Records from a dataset
⁂
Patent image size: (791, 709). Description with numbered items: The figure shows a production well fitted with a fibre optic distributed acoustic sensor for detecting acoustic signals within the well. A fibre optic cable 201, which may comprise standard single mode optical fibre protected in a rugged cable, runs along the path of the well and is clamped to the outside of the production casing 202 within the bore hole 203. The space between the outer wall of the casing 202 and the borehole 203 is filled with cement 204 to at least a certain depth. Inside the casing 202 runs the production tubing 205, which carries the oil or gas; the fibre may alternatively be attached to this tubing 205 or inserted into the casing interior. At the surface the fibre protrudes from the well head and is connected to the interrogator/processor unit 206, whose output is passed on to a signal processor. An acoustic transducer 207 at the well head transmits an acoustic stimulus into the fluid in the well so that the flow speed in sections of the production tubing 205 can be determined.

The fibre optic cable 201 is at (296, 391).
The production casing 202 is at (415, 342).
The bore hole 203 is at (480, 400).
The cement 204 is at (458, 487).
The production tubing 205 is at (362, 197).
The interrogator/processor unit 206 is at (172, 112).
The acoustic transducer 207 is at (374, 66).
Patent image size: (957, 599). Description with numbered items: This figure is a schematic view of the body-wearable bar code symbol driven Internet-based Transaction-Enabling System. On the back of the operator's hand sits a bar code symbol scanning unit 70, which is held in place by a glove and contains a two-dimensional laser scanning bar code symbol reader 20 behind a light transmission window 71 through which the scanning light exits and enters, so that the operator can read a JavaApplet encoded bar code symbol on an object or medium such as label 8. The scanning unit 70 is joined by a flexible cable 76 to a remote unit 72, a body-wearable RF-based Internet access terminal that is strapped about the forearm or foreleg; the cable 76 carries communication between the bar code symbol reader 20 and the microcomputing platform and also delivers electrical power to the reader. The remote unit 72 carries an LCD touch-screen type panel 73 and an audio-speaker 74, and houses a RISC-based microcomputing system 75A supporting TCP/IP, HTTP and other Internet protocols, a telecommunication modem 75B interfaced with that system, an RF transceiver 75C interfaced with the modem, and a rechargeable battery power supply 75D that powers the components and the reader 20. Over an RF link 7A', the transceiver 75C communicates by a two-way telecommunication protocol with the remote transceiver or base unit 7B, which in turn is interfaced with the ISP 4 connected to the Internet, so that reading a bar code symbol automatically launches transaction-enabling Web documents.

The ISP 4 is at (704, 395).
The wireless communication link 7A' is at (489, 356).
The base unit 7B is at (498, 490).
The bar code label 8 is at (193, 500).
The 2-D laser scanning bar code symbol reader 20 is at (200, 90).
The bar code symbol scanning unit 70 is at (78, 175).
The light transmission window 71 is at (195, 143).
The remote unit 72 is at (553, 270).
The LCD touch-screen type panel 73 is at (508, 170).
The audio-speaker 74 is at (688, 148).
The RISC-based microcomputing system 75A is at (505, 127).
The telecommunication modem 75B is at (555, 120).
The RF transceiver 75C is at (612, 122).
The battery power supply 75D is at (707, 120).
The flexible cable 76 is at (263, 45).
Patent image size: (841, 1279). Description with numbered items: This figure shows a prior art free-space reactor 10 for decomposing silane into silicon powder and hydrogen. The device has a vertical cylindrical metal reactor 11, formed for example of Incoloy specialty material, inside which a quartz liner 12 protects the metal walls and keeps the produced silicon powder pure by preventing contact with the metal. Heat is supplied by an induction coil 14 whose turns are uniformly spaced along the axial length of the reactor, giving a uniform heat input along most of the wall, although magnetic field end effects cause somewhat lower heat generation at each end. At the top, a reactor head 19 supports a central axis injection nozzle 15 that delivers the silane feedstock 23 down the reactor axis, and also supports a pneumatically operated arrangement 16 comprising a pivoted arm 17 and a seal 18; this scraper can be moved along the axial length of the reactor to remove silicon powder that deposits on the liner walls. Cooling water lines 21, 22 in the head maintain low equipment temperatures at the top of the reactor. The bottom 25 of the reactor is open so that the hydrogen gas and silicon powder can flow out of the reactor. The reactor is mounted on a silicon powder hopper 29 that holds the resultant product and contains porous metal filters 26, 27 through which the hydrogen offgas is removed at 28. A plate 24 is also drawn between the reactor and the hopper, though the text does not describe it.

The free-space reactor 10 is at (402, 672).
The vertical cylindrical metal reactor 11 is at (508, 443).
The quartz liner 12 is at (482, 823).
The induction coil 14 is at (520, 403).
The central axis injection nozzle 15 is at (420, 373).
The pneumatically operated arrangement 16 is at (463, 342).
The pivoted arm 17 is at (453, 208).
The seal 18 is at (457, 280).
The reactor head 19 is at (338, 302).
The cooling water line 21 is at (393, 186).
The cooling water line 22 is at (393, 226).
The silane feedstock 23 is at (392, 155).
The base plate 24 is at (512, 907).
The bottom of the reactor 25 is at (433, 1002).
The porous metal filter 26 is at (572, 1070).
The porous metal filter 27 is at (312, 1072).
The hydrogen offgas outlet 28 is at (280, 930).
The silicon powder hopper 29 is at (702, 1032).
⁂
**TASK DIRECTIONS:** Reproduce all of the material above word for word, without altering a single character.

**RESULT OF THIS TASK:**
Patent image size: (791, 709). Description with numbered items: The figure shows a production well fitted with a fibre optic distributed acoustic sensor for detecting acoustic signals within the well. A fibre optic cable 201, which may comprise standard single mode optical fibre protected in a rugged cable, runs along the path of the well and is clamped to the outside of the production casing 202 within the bore hole 203. The space between the outer wall of the casing 202 and the borehole 203 is filled with cement 204 to at least a certain depth. Inside the casing 202 runs the production tubing 205, which carries the oil or gas; the fibre may alternatively be attached to this tubing 205 or inserted into the casing interior. At the surface the fibre protrudes from the well head and is connected to the interrogator/processor unit 206, whose output is passed on to a signal processor. An acoustic transducer 207 at the well head transmits an acoustic stimulus into the fluid in the well so that the flow speed in sections of the production tubing 205 can be determined.

The fibre optic cable 201 is at (296, 391).
The production casing 202 is at (415, 342).
The bore hole 203 is at (480, 400).
The cement 204 is at (458, 487).
The production tubing 205 is at (362, 197).
The interrogator/processor unit 206 is at (172, 112).
The acoustic transducer 207 is at (374, 66).
Patent image size: (957, 599). Description with numbered items: This figure is a schematic view of the body-wearable bar code symbol driven Internet-based Transaction-Enabling System. On the back of the operator's hand sits a bar code symbol scanning unit 70, which is held in place by a glove and contains a two-dimensional laser scanning bar code symbol reader 20 behind a light transmission window 71 through which the scanning light exits and enters, so that the operator can read a JavaApplet encoded bar code symbol on an object or medium such as label 8. The scanning unit 70 is joined by a flexible cable 76 to a remote unit 72, a body-wearable RF-based Internet access terminal that is strapped about the forearm or foreleg; the cable 76 carries communication between the bar code symbol reader 20 and the microcomputing platform and also delivers electrical power to the reader. The remote unit 72 carries an LCD touch-screen type panel 73 and an audio-speaker 74, and houses a RISC-based microcomputing system 75A supporting TCP/IP, HTTP and other Internet protocols, a telecommunication modem 75B interfaced with that system, an RF transceiver 75C interfaced with the modem, and a rechargeable battery power supply 75D that powers the components and the reader 20. Over an RF link 7A', the transceiver 75C communicates by a two-way telecommunication protocol with the remote transceiver or base unit 7B, which in turn is interfaced with the ISP 4 connected to the Internet, so that reading a bar code symbol automatically launches transaction-enabling Web documents.

The ISP 4 is at (704, 395).
The wireless communication link 7A' is at (489, 356).
The base unit 7B is at (498, 490).
The bar code label 8 is at (193, 500).
The 2-D laser scanning bar code symbol reader 20 is at (200, 90).
The bar code symbol scanning unit 70 is at (78, 175).
The light transmission window 71 is at (195, 143).
The remote unit 72 is at (553, 270).
The LCD touch-screen type panel 73 is at (508, 170).
The audio-speaker 74 is at (688, 148).
The RISC-based microcomputing system 75A is at (505, 127).
The telecommunication modem 75B is at (555, 120).
The RF transceiver 75C is at (612, 122).
The battery power supply 75D is at (707, 120).
The flexible cable 76 is at (263, 45).
Patent image size: (841, 1279). Description with numbered items: This figure shows a prior art free-space reactor 10 for decomposing silane into silicon powder and hydrogen. The device has a vertical cylindrical metal reactor 11, formed for example of Incoloy specialty material, inside which a quartz liner 12 protects the metal walls and keeps the produced silicon powder pure by preventing contact with the metal. Heat is supplied by an induction coil 14 whose turns are uniformly spaced along the axial length of the reactor, giving a uniform heat input along most of the wall, although magnetic field end effects cause somewhat lower heat generation at each end. At the top, a reactor head 19 supports a central axis injection nozzle 15 that delivers the silane feedstock 23 down the reactor axis, and also supports a pneumatically operated arrangement 16 comprising a pivoted arm 17 and a seal 18; this scraper can be moved along the axial length of the reactor to remove silicon powder that deposits on the liner walls. Cooling water lines 21, 22 in the head maintain low equipment temperatures at the top of the reactor. The bottom 25 of the reactor is open so that the hydrogen gas and silicon powder can flow out of the reactor. The reactor is mounted on a silicon powder hopper 29 that holds the resultant product and contains porous metal filters 26, 27 through which the hydrogen offgas is removed at 28. A plate 24 is also drawn between the reactor and the hopper, though the text does not describe it.

The free-space reactor 10 is at (402, 672).
The vertical cylindrical metal reactor 11 is at (508, 443).
The quartz liner 12 is at (482, 823).
The induction coil 14 is at (520, 403).
The central axis injection nozzle 15 is at (420, 373).
The pneumatically operated arrangement 16 is at (463, 342).
The pivoted arm 17 is at (453, 208).
The seal 18 is at (457, 280).
The reactor head 19 is at (338, 302).
The cooling water line 21 is at (393, 186).
The cooling water line 22 is at (393, 226).
The silane feedstock 23 is at (392, 155).
The base plate 24 is at (512, 907).
The bottom of the reactor 25 is at (433, 1002).
The porous metal filter 26 is at (572, 1070).
The porous metal filter 27 is at (312, 1072).
The hydrogen offgas outlet 28 is at (280, 930).
The silicon powder hopper 29 is at (702, 1032).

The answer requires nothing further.